**EXERCISE BRIEF:** Omit all images. Transcribe the rest of the material below exactly.

==== MATERIAL FOR THE TASK ====

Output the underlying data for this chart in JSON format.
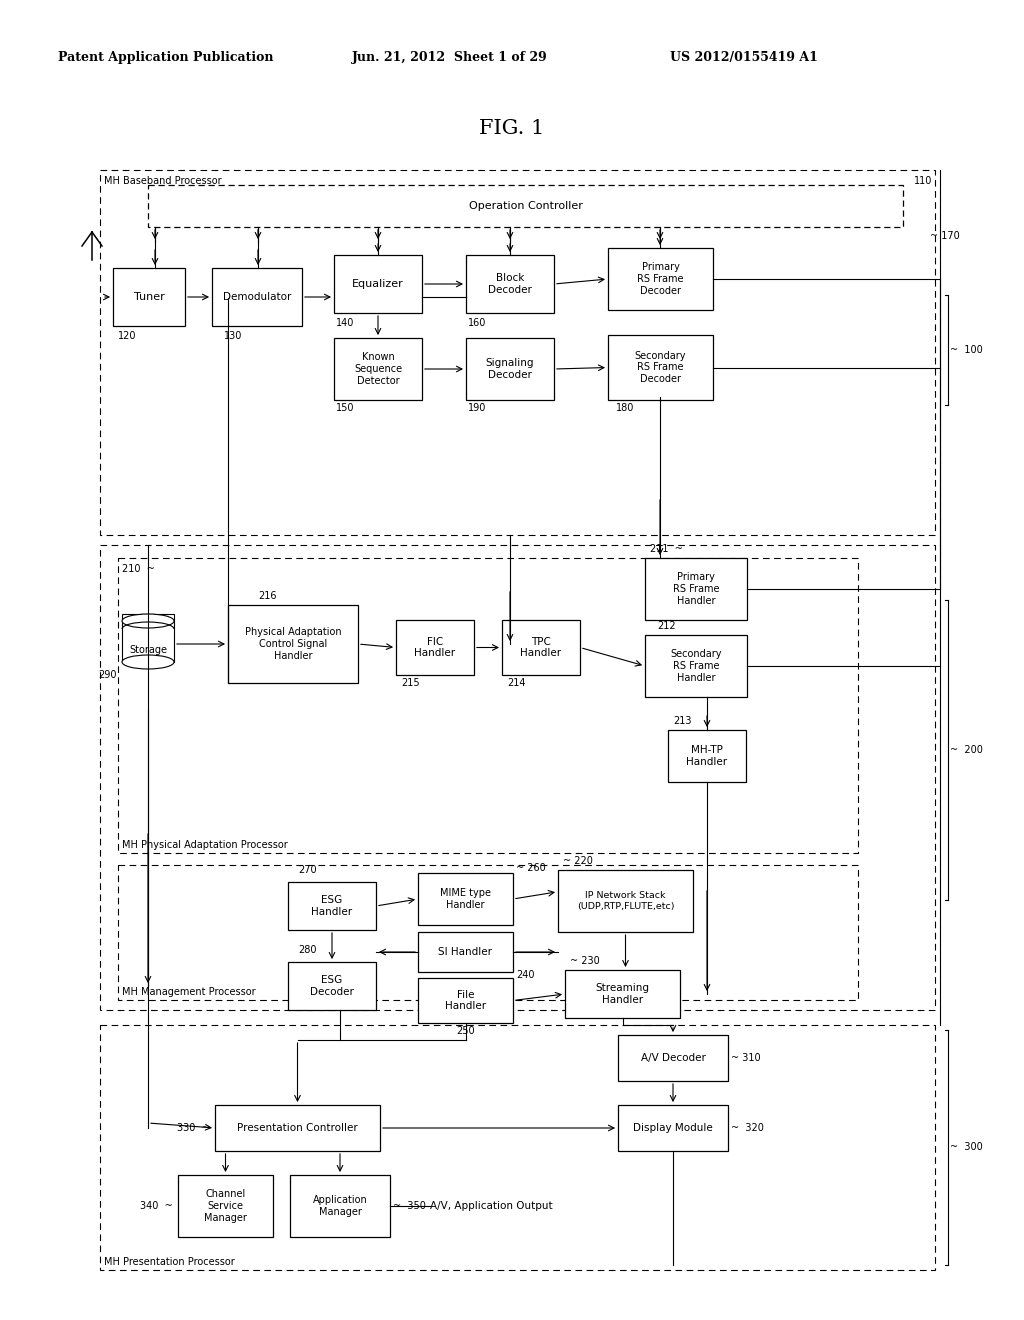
{
  "title": "FIG. 1",
  "header_left": "Patent Application Publication",
  "header_center": "Jun. 21, 2012  Sheet 1 of 29",
  "header_right": "US 2012/0155419 A1",
  "bg_color": "#ffffff"
}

====

**PROBLEM SOLUTION:**
Output the underlying data for this chart in JSON format.
{
  "title": "FIG. 1",
  "header_left": "Patent Application Publication",
  "header_center": "Jun. 21, 2012  Sheet 1 of 29",
  "header_right": "US 2012/0155419 A1",
  "bg_color": "#ffffff"
}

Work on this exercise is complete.